Instructions for the task
Can you print everything in the listing from its first line down to the line containing "bottom-left-ylabel-2: [rpm] xyxy=(24,588,63,607)", both included, with every line unchanged?

Given information
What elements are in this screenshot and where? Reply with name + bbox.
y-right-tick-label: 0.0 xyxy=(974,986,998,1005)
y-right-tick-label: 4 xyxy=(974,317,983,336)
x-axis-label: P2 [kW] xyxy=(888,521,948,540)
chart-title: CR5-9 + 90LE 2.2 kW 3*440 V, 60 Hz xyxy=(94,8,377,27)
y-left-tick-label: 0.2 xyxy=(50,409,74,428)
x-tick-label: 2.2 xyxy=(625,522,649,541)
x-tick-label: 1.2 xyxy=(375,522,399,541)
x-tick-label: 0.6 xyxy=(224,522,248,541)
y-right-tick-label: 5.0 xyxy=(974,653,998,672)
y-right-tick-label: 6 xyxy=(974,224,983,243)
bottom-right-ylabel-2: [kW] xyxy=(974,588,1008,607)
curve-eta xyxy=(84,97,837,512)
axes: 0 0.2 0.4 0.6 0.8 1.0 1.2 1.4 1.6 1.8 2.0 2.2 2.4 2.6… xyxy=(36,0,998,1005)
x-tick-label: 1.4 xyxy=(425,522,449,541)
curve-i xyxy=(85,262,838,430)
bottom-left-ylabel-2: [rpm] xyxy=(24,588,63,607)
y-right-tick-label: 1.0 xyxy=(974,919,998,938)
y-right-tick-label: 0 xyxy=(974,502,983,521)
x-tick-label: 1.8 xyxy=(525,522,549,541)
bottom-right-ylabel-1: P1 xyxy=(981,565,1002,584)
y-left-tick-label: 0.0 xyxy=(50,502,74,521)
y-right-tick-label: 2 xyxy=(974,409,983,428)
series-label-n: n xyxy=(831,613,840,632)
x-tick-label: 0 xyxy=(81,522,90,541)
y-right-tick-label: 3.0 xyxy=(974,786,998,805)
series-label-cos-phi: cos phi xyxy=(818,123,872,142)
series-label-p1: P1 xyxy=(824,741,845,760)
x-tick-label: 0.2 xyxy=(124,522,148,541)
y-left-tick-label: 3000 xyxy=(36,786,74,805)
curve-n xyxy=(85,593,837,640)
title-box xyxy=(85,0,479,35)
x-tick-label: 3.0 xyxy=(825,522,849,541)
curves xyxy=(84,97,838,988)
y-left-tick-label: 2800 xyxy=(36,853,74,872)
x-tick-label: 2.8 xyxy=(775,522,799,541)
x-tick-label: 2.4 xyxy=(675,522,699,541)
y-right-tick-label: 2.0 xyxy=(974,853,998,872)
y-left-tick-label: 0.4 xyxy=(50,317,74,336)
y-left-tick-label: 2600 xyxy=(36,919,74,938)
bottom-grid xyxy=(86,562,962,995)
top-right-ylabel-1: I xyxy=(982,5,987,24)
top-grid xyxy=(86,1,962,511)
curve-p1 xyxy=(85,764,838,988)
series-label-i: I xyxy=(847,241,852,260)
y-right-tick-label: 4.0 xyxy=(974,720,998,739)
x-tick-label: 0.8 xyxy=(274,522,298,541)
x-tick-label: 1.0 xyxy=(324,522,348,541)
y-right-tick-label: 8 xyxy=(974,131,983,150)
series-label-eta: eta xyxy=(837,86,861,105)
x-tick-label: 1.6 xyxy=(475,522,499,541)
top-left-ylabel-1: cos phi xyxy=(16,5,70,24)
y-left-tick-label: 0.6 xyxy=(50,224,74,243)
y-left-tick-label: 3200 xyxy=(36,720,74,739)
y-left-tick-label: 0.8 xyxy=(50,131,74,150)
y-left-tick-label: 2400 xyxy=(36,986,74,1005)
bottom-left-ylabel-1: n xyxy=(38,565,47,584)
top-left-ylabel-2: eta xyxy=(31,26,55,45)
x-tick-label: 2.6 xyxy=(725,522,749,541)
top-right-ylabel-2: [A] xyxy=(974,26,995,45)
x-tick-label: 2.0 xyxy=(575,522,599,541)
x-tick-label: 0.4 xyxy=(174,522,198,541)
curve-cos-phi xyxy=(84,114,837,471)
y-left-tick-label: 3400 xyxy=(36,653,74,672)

Result below
What elements are in this screenshot and where? Reply with name + bbox.
y-right-tick-label: 0.0 xyxy=(974,986,998,1005)
y-right-tick-label: 4 xyxy=(974,317,983,336)
x-axis-label: P2 [kW] xyxy=(888,521,948,540)
chart-title: CR5-9 + 90LE 2.2 kW 3*440 V, 60 Hz xyxy=(94,8,377,27)
y-left-tick-label: 0.2 xyxy=(50,409,74,428)
x-tick-label: 2.2 xyxy=(625,522,649,541)
x-tick-label: 1.2 xyxy=(375,522,399,541)
x-tick-label: 0.6 xyxy=(224,522,248,541)
y-right-tick-label: 5.0 xyxy=(974,653,998,672)
y-right-tick-label: 6 xyxy=(974,224,983,243)
bottom-right-ylabel-2: [kW] xyxy=(974,588,1008,607)
curve-eta xyxy=(84,97,837,512)
axes: 0 0.2 0.4 0.6 0.8 1.0 1.2 1.4 1.6 1.8 2.0 2.2 2.4 2.6… xyxy=(36,0,998,1005)
x-tick-label: 1.4 xyxy=(425,522,449,541)
curve-i xyxy=(85,262,838,430)
bottom-left-ylabel-2: [rpm] xyxy=(24,588,63,607)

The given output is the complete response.